>> BEGIN Data records

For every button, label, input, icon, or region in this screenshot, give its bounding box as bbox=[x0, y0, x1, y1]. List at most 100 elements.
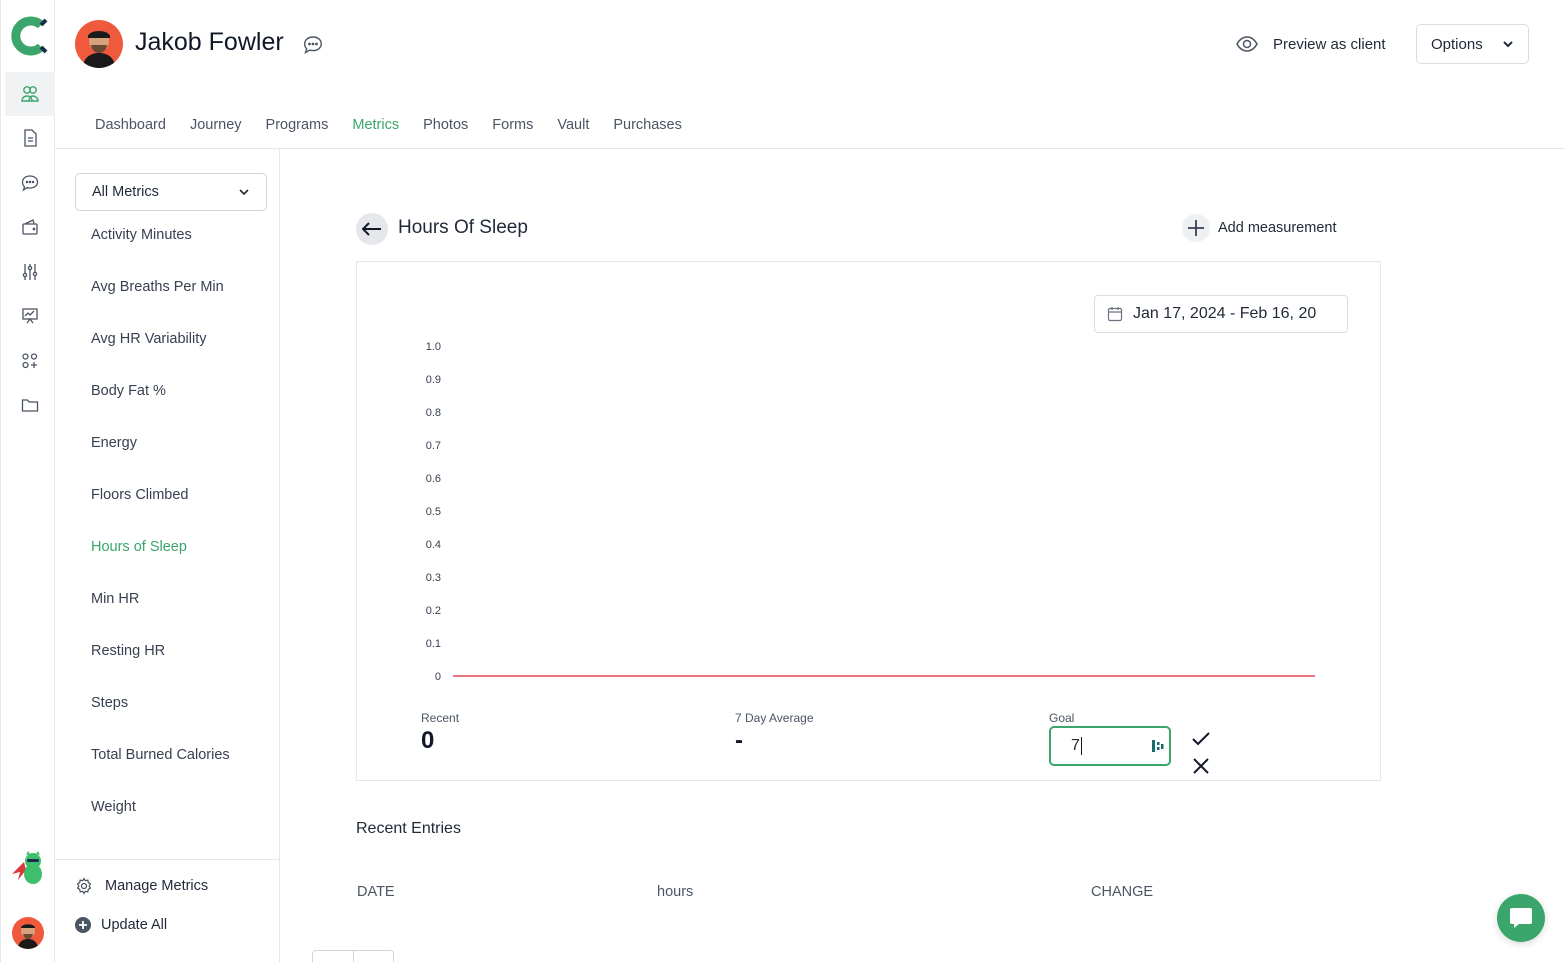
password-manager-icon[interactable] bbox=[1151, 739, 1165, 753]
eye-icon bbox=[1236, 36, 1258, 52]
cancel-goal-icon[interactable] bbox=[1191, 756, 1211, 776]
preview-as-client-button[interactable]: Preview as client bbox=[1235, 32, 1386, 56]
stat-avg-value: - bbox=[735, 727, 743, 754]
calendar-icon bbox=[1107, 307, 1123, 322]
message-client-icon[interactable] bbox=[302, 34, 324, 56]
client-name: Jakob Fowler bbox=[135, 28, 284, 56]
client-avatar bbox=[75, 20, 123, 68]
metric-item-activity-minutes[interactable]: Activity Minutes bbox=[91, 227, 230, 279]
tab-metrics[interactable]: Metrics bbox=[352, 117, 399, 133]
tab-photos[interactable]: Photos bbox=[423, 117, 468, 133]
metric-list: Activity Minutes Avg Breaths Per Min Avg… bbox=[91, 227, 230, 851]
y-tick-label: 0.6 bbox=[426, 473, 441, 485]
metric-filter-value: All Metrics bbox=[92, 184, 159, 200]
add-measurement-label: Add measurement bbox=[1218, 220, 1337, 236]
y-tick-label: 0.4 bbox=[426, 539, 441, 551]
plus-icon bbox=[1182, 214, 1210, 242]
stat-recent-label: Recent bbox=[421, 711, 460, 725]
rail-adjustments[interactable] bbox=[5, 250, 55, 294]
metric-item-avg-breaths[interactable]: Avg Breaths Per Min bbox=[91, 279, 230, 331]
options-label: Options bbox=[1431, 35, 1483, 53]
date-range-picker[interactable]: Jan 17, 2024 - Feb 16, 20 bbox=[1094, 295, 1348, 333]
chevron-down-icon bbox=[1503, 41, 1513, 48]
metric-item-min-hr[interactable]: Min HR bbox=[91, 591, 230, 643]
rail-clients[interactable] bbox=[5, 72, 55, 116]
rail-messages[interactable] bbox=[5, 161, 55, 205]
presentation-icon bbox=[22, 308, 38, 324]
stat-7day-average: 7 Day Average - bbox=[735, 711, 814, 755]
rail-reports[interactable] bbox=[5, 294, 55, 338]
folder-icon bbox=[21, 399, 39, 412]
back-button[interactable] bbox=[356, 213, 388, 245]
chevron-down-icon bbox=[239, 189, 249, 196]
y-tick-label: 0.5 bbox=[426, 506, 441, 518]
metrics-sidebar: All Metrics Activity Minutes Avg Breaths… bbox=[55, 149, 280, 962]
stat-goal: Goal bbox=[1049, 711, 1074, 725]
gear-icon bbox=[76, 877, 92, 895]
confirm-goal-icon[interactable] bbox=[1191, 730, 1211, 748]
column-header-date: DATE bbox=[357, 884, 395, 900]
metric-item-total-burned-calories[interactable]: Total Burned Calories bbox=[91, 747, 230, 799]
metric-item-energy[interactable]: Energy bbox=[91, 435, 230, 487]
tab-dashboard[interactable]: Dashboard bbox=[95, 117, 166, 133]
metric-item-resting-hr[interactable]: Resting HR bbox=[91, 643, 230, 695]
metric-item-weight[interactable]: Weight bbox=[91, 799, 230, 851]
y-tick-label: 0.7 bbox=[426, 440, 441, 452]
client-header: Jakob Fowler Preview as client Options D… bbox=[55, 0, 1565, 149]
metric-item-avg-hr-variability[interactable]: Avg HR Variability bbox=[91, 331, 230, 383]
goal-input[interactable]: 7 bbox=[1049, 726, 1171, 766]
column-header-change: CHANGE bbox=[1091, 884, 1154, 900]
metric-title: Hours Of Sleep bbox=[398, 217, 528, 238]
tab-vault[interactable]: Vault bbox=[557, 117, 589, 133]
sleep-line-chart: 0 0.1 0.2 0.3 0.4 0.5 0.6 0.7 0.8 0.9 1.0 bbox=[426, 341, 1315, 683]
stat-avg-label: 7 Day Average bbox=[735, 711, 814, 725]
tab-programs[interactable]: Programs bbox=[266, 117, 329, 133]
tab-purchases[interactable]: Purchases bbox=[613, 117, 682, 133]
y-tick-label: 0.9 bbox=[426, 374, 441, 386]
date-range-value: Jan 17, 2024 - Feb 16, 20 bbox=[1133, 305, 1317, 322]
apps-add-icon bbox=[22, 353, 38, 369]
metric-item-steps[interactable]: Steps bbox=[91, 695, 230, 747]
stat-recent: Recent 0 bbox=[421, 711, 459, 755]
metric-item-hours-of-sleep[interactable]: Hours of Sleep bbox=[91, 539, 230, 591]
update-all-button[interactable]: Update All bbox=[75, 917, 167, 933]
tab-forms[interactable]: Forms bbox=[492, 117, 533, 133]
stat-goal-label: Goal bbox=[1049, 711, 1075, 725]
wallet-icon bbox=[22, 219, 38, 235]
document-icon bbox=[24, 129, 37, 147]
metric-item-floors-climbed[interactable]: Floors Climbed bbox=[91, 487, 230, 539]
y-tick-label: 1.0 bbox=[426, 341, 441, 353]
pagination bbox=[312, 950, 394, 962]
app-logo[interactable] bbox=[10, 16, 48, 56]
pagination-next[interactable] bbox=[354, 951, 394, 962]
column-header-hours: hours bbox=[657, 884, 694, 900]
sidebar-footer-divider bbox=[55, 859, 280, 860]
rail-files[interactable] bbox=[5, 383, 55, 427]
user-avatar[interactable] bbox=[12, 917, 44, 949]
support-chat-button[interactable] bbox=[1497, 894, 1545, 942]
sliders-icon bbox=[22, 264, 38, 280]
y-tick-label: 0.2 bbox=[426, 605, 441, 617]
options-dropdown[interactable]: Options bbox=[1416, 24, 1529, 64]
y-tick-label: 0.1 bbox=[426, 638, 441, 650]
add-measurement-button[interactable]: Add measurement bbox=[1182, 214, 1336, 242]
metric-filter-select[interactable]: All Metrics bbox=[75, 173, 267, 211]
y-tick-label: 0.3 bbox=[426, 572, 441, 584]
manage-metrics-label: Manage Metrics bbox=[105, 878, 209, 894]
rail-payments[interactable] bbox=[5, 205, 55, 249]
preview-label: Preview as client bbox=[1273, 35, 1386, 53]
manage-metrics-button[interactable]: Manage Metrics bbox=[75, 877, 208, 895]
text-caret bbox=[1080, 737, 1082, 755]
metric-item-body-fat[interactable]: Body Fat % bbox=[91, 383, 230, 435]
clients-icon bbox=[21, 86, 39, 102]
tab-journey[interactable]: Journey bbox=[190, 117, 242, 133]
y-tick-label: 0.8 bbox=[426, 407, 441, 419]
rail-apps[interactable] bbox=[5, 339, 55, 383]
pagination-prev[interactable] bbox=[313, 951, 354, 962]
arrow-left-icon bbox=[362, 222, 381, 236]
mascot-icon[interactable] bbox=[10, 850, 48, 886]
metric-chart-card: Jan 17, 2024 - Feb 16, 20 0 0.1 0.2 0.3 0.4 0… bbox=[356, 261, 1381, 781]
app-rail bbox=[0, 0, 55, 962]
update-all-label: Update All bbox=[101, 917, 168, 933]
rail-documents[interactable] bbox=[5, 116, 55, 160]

>> END Data records
>> BEGIN Data records

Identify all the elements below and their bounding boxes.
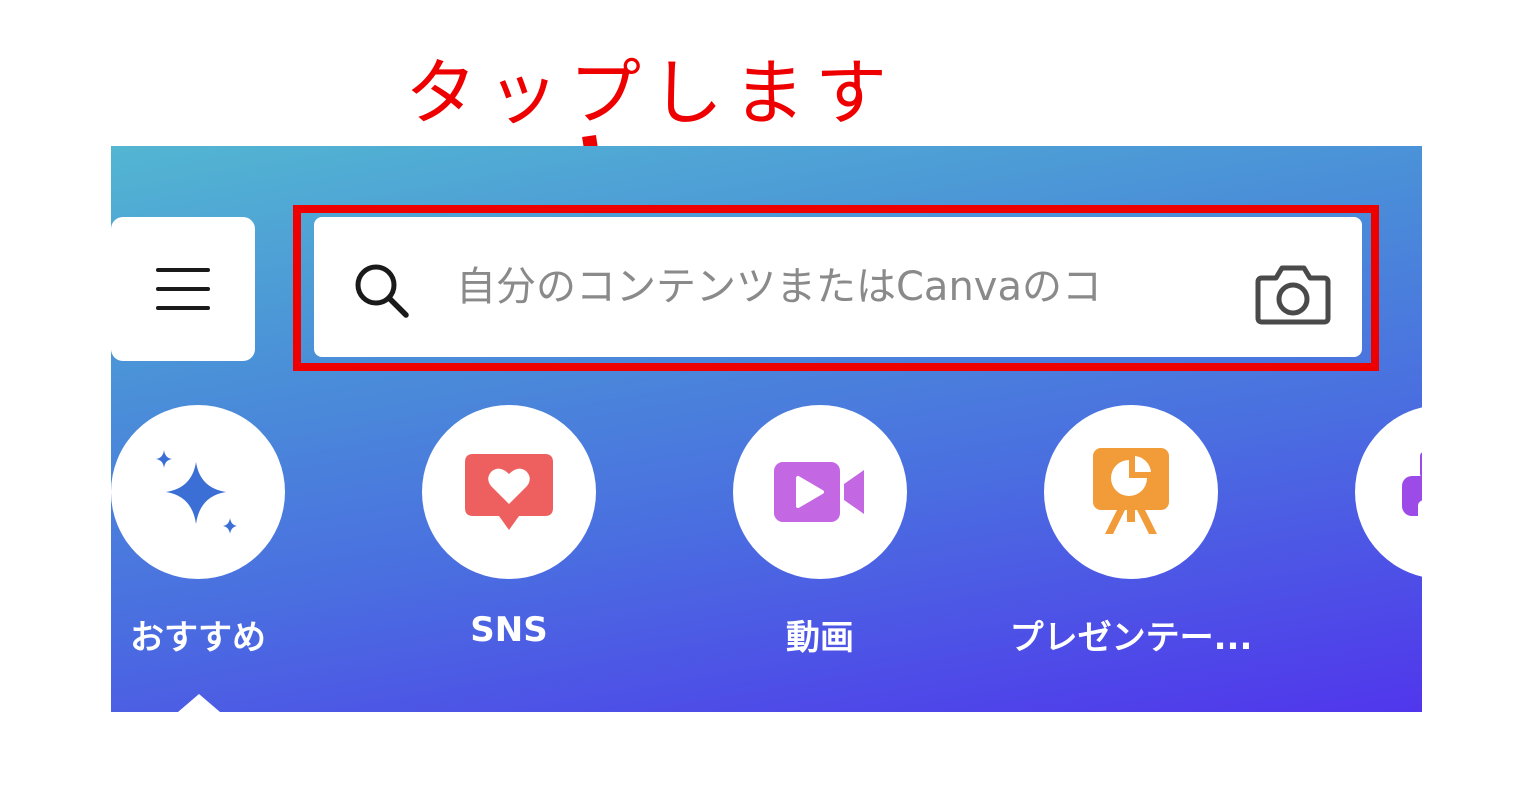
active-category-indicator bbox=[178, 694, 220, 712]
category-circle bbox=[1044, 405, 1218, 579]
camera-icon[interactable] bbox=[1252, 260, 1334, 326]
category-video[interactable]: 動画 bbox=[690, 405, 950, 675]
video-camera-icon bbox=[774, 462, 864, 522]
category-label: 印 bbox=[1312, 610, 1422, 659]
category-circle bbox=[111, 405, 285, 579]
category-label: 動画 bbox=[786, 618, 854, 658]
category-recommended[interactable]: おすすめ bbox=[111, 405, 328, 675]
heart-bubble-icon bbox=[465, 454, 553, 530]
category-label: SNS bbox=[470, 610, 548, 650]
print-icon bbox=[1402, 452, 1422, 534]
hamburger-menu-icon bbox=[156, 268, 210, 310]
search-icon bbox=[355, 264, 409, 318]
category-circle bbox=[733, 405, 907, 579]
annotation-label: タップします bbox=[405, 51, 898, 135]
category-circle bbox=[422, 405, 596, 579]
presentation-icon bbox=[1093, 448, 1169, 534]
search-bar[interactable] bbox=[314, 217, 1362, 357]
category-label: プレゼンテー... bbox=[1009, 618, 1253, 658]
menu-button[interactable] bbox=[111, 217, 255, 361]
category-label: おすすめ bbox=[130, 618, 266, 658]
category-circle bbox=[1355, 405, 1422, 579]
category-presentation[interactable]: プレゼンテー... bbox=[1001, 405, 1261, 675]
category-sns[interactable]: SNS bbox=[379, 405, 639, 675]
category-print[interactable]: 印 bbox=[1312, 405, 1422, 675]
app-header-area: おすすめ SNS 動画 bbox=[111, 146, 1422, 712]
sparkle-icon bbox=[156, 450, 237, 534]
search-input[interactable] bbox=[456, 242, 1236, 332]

>> END Data records

Stated goal
Copy out every line from the one containing "active-category-indicator bbox=[178, 694, 220, 712]" down to the one containing "app-header-area: おすすめ SNS", including both of those lines.

Output of the exercise
active-category-indicator bbox=[178, 694, 220, 712]
category-circle bbox=[1044, 405, 1218, 579]
camera-icon[interactable] bbox=[1252, 260, 1334, 326]
category-video[interactable]: 動画 bbox=[690, 405, 950, 675]
video-camera-icon bbox=[774, 462, 864, 522]
category-label: 印 bbox=[1312, 610, 1422, 659]
category-circle bbox=[111, 405, 285, 579]
category-label: 動画 bbox=[786, 618, 854, 658]
category-recommended[interactable]: おすすめ bbox=[111, 405, 328, 675]
heart-bubble-icon bbox=[465, 454, 553, 530]
category-label: SNS bbox=[470, 610, 548, 650]
print-icon bbox=[1402, 452, 1422, 534]
hamburger-menu-icon bbox=[156, 268, 210, 310]
search-icon bbox=[355, 264, 409, 318]
category-circle bbox=[733, 405, 907, 579]
annotation-label: タップします bbox=[405, 51, 898, 135]
category-circle bbox=[422, 405, 596, 579]
presentation-icon bbox=[1093, 448, 1169, 534]
search-bar[interactable] bbox=[314, 217, 1362, 357]
category-label: プレゼンテー... bbox=[1009, 618, 1253, 658]
menu-button[interactable] bbox=[111, 217, 255, 361]
category-label: おすすめ bbox=[130, 618, 266, 658]
category-circle bbox=[1355, 405, 1422, 579]
category-presentation[interactable]: プレゼンテー... bbox=[1001, 405, 1261, 675]
category-sns[interactable]: SNS bbox=[379, 405, 639, 675]
category-print[interactable]: 印 bbox=[1312, 405, 1422, 675]
app-header-area: おすすめ SNS 動画 bbox=[111, 146, 1422, 712]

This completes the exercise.